**RECORDS TO PROCESS**
----------

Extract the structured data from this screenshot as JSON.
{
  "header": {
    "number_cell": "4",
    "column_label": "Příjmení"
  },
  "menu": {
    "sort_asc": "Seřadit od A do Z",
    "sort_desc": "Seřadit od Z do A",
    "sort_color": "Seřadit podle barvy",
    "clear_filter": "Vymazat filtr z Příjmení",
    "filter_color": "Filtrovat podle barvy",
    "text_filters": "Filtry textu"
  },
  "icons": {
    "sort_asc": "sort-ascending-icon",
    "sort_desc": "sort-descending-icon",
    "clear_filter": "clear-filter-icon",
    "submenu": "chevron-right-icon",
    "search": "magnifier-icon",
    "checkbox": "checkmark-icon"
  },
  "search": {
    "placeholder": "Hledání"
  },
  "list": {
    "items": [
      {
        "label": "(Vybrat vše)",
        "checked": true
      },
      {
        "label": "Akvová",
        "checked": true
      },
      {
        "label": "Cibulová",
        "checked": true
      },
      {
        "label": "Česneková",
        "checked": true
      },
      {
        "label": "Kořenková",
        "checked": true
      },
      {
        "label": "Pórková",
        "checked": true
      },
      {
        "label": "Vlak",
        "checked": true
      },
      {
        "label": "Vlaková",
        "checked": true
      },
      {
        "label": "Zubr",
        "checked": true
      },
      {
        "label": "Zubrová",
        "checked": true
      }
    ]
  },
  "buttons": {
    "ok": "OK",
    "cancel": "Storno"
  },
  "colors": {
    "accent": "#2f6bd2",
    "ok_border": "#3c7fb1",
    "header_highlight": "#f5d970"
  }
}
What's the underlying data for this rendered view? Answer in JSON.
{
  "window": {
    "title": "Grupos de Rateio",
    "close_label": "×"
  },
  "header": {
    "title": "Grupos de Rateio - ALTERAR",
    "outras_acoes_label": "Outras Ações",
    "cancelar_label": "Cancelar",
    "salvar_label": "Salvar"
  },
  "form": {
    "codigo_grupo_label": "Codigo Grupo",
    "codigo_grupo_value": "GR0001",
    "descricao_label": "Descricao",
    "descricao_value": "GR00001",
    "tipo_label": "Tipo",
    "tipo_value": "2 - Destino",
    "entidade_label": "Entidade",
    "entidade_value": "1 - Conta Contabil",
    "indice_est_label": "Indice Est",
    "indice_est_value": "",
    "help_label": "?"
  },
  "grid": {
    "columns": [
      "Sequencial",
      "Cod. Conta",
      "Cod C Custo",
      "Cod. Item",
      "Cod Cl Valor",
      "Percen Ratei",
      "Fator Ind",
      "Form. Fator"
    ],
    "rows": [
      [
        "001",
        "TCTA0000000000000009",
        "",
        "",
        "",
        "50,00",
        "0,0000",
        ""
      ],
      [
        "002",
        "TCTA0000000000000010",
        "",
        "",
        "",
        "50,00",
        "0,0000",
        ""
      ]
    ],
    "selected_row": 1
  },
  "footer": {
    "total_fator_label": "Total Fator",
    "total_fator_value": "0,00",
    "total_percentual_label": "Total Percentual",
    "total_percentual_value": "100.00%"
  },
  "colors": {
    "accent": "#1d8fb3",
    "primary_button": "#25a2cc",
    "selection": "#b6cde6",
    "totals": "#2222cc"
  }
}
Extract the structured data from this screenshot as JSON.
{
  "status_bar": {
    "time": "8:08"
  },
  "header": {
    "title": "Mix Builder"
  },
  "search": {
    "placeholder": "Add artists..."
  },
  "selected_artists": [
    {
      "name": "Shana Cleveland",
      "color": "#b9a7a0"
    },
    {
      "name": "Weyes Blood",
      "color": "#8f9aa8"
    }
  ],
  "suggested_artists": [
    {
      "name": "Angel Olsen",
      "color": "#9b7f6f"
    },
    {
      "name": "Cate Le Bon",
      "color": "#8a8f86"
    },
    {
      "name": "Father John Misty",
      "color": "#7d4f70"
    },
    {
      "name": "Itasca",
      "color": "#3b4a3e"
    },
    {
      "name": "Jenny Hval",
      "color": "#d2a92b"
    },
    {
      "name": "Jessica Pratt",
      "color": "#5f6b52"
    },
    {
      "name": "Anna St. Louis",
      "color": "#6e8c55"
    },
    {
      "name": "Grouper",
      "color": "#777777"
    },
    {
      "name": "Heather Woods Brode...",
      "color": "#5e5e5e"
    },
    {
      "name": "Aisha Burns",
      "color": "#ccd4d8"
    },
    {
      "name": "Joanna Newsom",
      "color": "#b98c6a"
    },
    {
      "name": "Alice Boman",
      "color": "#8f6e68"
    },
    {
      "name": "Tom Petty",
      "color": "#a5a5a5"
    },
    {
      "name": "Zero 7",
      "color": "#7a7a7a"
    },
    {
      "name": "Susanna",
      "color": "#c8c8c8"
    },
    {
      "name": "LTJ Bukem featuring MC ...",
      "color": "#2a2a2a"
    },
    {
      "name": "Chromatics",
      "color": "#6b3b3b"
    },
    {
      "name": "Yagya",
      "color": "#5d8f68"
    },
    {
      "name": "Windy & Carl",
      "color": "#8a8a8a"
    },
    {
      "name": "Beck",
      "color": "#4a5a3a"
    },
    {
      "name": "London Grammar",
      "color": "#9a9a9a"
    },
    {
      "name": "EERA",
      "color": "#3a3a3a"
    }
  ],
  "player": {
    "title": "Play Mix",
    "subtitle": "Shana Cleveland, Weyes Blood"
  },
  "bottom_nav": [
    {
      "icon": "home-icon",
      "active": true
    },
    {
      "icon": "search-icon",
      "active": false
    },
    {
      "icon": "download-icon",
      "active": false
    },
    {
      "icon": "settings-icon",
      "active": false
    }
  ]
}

----------

**DIRECTIONS FOR THIS TASK**
Please reproduce each line exactly as written.

**WORKED SOLUTION**
Extract the structured data from this screenshot as JSON.
{
  "header": {
    "number_cell": "4",
    "column_label": "Příjmení"
  },
  "menu": {
    "sort_asc": "Seřadit od A do Z",
    "sort_desc": "Seřadit od Z do A",
    "sort_color": "Seřadit podle barvy",
    "clear_filter": "Vymazat filtr z Příjmení",
    "filter_color": "Filtrovat podle barvy",
    "text_filters": "Filtry textu"
  },
  "icons": {
    "sort_asc": "sort-ascending-icon",
    "sort_desc": "sort-descending-icon",
    "clear_filter": "clear-filter-icon",
    "submenu": "chevron-right-icon",
    "search": "magnifier-icon",
    "checkbox": "checkmark-icon"
  },
  "search": {
    "placeholder": "Hledání"
  },
  "list": {
    "items": [
      {
        "label": "(Vybrat vše)",
        "checked": true
      },
      {
        "label": "Akvová",
        "checked": true
      },
      {
        "label": "Cibulová",
        "checked": true
      },
      {
        "label": "Česneková",
        "checked": true
      },
      {
        "label": "Kořenková",
        "checked": true
      },
      {
        "label": "Pórková",
        "checked": true
      },
      {
        "label": "Vlak",
        "checked": true
      },
      {
        "label": "Vlaková",
        "checked": true
      },
      {
        "label": "Zubr",
        "checked": true
      },
      {
        "label": "Zubrová",
        "checked": true
      }
    ]
  },
  "buttons": {
    "ok": "OK",
    "cancel": "Storno"
  },
  "colors": {
    "accent": "#2f6bd2",
    "ok_border": "#3c7fb1",
    "header_highlight": "#f5d970"
  }
}
What's the underlying data for this rendered view? Answer in JSON.
{
  "window": {
    "title": "Grupos de Rateio",
    "close_label": "×"
  },
  "header": {
    "title": "Grupos de Rateio - ALTERAR",
    "outras_acoes_label": "Outras Ações",
    "cancelar_label": "Cancelar",
    "salvar_label": "Salvar"
  },
  "form": {
    "codigo_grupo_label": "Codigo Grupo",
    "codigo_grupo_value": "GR0001",
    "descricao_label": "Descricao",
    "descricao_value": "GR00001",
    "tipo_label": "Tipo",
    "tipo_value": "2 - Destino",
    "entidade_label": "Entidade",
    "entidade_value": "1 - Conta Contabil",
    "indice_est_label": "Indice Est",
    "indice_est_value": "",
    "help_label": "?"
  },
  "grid": {
    "columns": [
      "Sequencial",
      "Cod. Conta",
      "Cod C Custo",
      "Cod. Item",
      "Cod Cl Valor",
      "Percen Ratei",
      "Fator Ind",
      "Form. Fator"
    ],
    "rows": [
      [
        "001",
        "TCTA0000000000000009",
        "",
        "",
        "",
        "50,00",
        "0,0000",
        ""
      ],
      [
        "002",
        "TCTA0000000000000010",
        "",
        "",
        "",
        "50,00",
        "0,0000",
        ""
      ]
    ],
    "selected_row": 1
  },
  "footer": {
    "total_fator_label": "Total Fator",
    "total_fator_value": "0,00",
    "total_percentual_label": "Total Percentual",
    "total_percentual_value": "100.00%"
  },
  "colors": {
    "accent": "#1d8fb3",
    "primary_button": "#25a2cc",
    "selection": "#b6cde6",
    "totals": "#2222cc"
  }
}
Extract the structured data from this screenshot as JSON.
{
  "status_bar": {
    "time": "8:08"
  },
  "header": {
    "title": "Mix Builder"
  },
  "search": {
    "placeholder": "Add artists..."
  },
  "selected_artists": [
    {
      "name": "Shana Cleveland",
      "color": "#b9a7a0"
    },
    {
      "name": "Weyes Blood",
      "color": "#8f9aa8"
    }
  ],
  "suggested_artists": [
    {
      "name": "Angel Olsen",
      "color": "#9b7f6f"
    },
    {
      "name": "Cate Le Bon",
      "color": "#8a8f86"
    },
    {
      "name": "Father John Misty",
      "color": "#7d4f70"
    },
    {
      "name": "Itasca",
      "color": "#3b4a3e"
    },
    {
      "name": "Jenny Hval",
      "color": "#d2a92b"
    },
    {
      "name": "Jessica Pratt",
      "color": "#5f6b52"
    },
    {
      "name": "Anna St. Louis",
      "color": "#6e8c55"
    },
    {
      "name": "Grouper",
      "color": "#777777"
    },
    {
      "name": "Heather Woods Brode...",
      "color": "#5e5e5e"
    },
    {
      "name": "Aisha Burns",
      "color": "#ccd4d8"
    },
    {
      "name": "Joanna Newsom",
      "color": "#b98c6a"
    },
    {
      "name": "Alice Boman",
      "color": "#8f6e68"
    },
    {
      "name": "Tom Petty",
      "color": "#a5a5a5"
    },
    {
      "name": "Zero 7",
      "color": "#7a7a7a"
    },
    {
      "name": "Susanna",
      "color": "#c8c8c8"
    },
    {
      "name": "LTJ Bukem featuring MC ...",
      "color": "#2a2a2a"
    },
    {
      "name": "Chromatics",
      "color": "#6b3b3b"
    },
    {
      "name": "Yagya",
      "color": "#5d8f68"
    },
    {
      "name": "Windy & Carl",
      "color": "#8a8a8a"
    },
    {
      "name": "Beck",
      "color": "#4a5a3a"
    },
    {
      "name": "London Grammar",
      "color": "#9a9a9a"
    },
    {
      "name": "EERA",
      "color": "#3a3a3a"
    }
  ],
  "player": {
    "title": "Play Mix",
    "subtitle": "Shana Cleveland, Weyes Blood"
  },
  "bottom_nav": [
    {
      "icon": "home-icon",
      "active": true
    },
    {
      "icon": "search-icon",
      "active": false
    },
    {
      "icon": "download-icon",
      "active": false
    },
    {
      "icon": "settings-icon",
      "active": false
    }
  ]
}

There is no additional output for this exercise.